— WHAT YOU WILL DO —
Count the lines below that hold the word "antigènes" and say how many, with no other text.
(PROVIDED RECORDS)
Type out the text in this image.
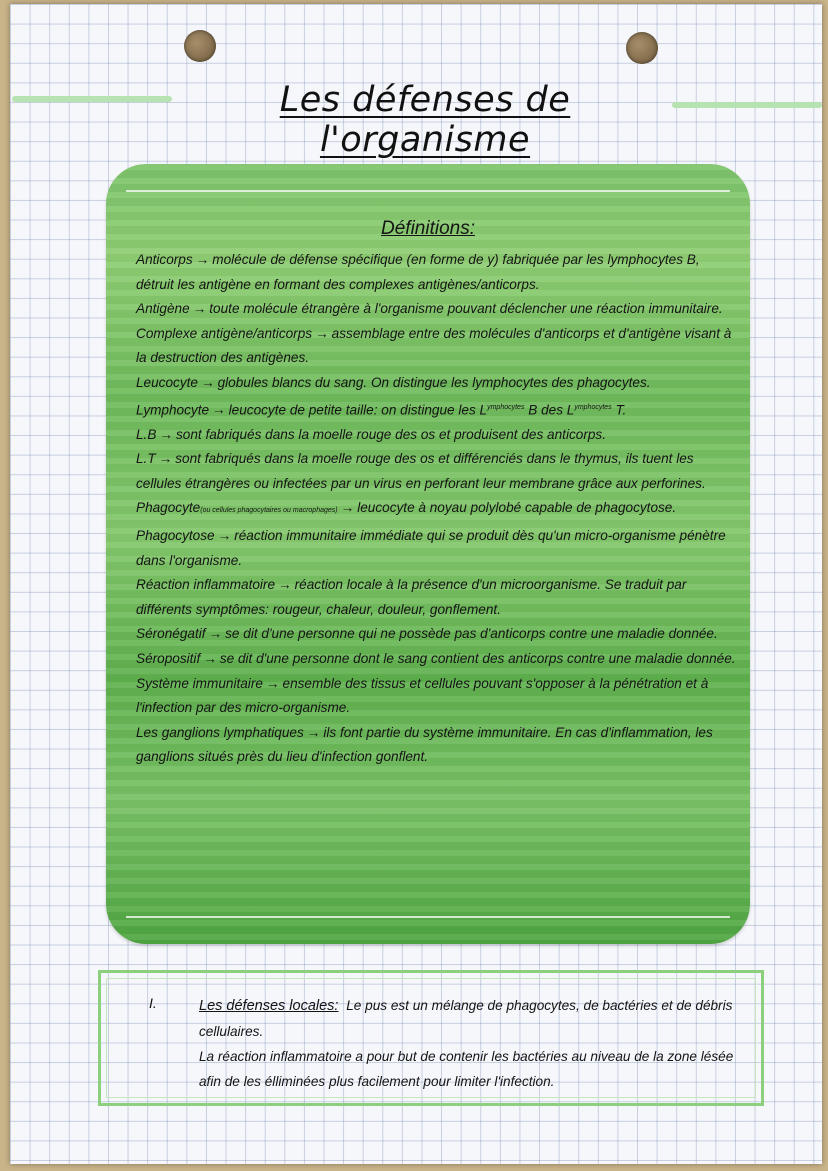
Les défenses de l'organisme
Définitions:

Anticorps → molécule de défense spécifique (en forme de y) fabriquée par les lymphocytes B, détruit les antigène en formant des complexes antigènes/anticorps.

Antigène → toute molécule étrangère à l'organisme pouvant déclencher une réaction immunitaire.

Complexe antigène/anticorps → assemblage entre des molécules d'anticorps et d'antigène visant à la destruction des antigènes.

Leucocyte → globules blancs du sang. On distingue les lymphocytes des phagocytes.

Lymphocyte → leucocyte de petite taille: on distingue les $L^{ymphocytes}$ B des $L^{ymphocytes}$ T.

L.B → sont fabriqués dans la moelle rouge des os et produisent des anticorps.

L.T → sont fabriqués dans la moelle rouge des os et différenciés dans le thymus, ils tuent les cellules étrangères ou infectées par un virus en perforant leur membrane grâce aux perforines.

Phagocyte(ou cellules phagocytaires ou macrophages) → leucocyte à noyau polylobé capable de phagocytose.

Phagocytose → réaction immunitaire immédiate qui se produit dès qu'un micro-organisme pénètre dans l'organisme.

Réaction inflammatoire → réaction locale à la présence d'un microorganisme. Se traduit par différents symptômes: rougeur, chaleur, douleur, gonflement.

Séronégatif → se dit d'une personne qui ne possède pas d'anticorps contre une maladie donnée.

Séropositif → se dit d'une personne dont le sang contient des anticorps contre une maladie donnée.

Système immunitaire → ensemble des tissus et cellules pouvant s'opposer à la pénétration et à l'infection par des micro-organisme.

Les ganglions lymphatiques → ils font partie du système immunitaire. En cas d'inflammation, les ganglions situés près du lieu d'infection gonflent.

I.	Les défenses locales: Le pus est un mélange de phagocytes, de bactéries et de débris cellulaires.
La réaction inflammatoire a pour but de contenir les bactéries au niveau de la zone lésée afin de les élliminées plus facilement pour limiter l'infection.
(End PROVIDED RECORDS)
— ANSWER SPACE —
2